**Task to complete:**
Search the material below for the word "https". Copy every line that has it.

**Extracted data:**

● ● ● ● ●

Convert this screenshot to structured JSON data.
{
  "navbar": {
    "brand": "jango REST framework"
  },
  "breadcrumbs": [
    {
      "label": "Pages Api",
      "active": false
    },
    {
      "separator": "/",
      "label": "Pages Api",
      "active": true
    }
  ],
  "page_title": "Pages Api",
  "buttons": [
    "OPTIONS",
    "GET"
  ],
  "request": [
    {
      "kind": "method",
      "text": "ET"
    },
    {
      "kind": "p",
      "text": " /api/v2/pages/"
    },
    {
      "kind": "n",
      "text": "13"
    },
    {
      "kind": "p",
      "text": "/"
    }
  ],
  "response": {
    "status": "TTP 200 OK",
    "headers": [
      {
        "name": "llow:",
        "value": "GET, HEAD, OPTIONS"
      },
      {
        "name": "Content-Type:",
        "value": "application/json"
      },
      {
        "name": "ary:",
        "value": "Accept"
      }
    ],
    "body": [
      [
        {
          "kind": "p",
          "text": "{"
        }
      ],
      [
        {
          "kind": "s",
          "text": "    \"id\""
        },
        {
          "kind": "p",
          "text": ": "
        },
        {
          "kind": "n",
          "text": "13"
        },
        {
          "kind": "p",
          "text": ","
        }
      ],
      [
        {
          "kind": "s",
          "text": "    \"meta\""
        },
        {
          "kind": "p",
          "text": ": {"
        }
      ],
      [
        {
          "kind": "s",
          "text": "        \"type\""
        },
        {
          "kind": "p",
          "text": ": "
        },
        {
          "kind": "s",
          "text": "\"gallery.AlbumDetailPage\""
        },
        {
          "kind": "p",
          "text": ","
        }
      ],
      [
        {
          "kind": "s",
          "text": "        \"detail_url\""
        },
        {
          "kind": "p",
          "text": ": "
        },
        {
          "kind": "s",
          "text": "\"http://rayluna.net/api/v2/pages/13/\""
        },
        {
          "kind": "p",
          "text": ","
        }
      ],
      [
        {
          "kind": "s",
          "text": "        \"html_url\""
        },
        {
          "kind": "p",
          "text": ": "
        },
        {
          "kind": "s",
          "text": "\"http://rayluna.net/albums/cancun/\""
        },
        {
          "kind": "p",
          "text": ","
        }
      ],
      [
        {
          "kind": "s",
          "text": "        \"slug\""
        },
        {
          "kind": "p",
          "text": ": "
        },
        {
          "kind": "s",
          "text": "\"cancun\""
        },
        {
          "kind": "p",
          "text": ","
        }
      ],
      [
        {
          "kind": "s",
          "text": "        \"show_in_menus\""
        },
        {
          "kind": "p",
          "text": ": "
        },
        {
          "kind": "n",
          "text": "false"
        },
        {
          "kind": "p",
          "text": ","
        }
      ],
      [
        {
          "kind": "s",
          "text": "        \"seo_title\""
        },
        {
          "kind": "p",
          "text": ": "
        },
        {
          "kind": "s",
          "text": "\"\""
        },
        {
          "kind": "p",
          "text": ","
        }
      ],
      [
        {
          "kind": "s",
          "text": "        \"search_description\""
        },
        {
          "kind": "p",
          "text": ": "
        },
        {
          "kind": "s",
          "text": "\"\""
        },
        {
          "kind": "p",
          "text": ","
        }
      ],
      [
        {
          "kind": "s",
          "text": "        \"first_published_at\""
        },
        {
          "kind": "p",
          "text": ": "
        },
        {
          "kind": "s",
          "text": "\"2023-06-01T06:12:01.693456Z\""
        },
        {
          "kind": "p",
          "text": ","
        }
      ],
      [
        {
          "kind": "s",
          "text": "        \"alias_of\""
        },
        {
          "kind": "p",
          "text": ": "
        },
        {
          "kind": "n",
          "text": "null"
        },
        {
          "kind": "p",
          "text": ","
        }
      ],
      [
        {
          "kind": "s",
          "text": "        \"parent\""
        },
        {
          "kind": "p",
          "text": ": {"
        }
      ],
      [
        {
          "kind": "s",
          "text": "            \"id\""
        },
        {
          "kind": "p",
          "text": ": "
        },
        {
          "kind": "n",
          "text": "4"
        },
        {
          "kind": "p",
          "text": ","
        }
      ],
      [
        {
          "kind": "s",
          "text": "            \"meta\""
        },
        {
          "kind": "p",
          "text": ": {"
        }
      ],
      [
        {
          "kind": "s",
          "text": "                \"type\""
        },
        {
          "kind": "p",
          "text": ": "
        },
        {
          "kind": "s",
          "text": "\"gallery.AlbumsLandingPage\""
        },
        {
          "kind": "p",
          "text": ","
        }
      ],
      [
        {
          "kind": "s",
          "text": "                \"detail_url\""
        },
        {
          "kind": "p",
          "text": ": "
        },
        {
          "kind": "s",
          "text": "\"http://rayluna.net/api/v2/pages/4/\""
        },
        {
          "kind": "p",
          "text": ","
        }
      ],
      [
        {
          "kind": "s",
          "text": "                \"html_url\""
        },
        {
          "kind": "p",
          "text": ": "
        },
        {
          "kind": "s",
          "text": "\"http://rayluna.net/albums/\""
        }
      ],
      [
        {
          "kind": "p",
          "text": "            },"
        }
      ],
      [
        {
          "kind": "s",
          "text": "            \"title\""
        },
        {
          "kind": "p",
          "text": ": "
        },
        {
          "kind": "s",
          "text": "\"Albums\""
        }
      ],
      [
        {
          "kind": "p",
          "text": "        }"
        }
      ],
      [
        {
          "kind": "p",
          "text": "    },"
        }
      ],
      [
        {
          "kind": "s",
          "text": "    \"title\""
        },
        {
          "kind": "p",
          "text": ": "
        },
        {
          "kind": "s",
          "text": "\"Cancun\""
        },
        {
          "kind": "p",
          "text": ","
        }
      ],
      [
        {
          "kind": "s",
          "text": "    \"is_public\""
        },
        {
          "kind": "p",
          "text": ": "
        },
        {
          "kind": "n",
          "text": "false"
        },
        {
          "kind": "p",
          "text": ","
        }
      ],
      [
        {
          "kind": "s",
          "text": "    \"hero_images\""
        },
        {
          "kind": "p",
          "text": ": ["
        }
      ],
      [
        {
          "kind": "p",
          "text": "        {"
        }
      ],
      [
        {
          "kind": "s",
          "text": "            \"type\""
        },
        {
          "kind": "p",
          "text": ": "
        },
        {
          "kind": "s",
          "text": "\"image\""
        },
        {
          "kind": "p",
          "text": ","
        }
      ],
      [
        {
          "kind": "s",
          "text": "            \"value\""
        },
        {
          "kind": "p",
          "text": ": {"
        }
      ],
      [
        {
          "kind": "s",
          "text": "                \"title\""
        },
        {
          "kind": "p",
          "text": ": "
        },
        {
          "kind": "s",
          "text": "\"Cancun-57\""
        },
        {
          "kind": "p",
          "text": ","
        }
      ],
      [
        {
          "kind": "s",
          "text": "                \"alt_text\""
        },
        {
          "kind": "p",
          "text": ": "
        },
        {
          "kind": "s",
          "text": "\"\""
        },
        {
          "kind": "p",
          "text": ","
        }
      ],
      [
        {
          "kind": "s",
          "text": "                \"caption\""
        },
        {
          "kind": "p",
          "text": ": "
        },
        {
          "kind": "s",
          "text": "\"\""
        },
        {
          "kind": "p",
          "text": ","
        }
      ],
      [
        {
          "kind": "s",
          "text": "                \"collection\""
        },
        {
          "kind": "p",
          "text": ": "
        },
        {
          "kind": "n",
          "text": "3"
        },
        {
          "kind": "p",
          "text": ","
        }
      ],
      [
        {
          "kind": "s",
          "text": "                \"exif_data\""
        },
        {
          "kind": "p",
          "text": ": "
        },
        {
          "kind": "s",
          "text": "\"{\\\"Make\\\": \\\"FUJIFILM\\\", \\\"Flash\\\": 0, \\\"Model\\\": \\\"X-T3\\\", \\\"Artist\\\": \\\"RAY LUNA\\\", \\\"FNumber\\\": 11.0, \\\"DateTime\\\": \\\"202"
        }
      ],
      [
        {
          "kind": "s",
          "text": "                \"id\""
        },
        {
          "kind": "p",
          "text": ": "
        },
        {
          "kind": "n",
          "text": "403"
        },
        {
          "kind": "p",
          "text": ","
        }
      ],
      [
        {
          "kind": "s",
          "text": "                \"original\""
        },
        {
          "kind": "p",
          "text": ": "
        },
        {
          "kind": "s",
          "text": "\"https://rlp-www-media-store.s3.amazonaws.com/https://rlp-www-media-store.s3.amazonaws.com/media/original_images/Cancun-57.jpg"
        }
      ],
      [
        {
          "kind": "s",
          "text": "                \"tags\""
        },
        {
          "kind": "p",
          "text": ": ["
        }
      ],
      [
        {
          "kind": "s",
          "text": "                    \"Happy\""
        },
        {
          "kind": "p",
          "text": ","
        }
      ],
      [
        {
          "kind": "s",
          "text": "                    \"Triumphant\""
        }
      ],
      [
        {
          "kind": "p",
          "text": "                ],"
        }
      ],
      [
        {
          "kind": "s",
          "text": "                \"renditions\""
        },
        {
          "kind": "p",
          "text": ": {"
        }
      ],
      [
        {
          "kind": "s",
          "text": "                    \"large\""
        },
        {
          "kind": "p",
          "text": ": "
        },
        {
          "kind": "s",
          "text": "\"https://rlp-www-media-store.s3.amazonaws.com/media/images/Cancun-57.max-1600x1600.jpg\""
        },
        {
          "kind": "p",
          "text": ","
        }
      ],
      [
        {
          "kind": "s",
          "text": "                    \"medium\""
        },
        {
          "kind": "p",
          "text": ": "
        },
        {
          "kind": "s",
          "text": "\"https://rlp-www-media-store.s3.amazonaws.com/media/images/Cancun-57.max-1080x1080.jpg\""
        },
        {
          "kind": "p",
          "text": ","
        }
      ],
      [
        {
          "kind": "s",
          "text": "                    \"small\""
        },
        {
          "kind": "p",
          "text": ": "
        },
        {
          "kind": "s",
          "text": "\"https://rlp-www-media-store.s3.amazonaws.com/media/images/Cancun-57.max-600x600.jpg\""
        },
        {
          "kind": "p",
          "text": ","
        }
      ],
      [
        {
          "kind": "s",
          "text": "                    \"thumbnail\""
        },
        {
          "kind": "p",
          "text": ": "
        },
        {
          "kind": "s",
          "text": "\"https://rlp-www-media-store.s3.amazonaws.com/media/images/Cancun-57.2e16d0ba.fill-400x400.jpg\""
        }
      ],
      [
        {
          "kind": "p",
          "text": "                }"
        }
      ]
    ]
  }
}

● ● ● ● ●

**Exercise solution:**
          "text": "\"https://rlp-www-media-store.s3.amazonaws.com/https://rlp-www-media-store.s3.amazonaws.com/media/original_images/Cancun-57.jpg"
          "text": "\"https://rlp-www-media-store.s3.amazonaws.com/media/images/Cancun-57.max-1600x1600.jpg\""
          "text": "\"https://rlp-www-media-store.s3.amazonaws.com/media/images/Cancun-57.max-1080x1080.jpg\""
          "text": "\"https://rlp-www-media-store.s3.amazonaws.com/media/images/Cancun-57.max-600x600.jpg\""
          "text": "\"https://rlp-www-media-store.s3.amazonaws.com/media/images/Cancun-57.2e16d0ba.fill-400x400.jpg\""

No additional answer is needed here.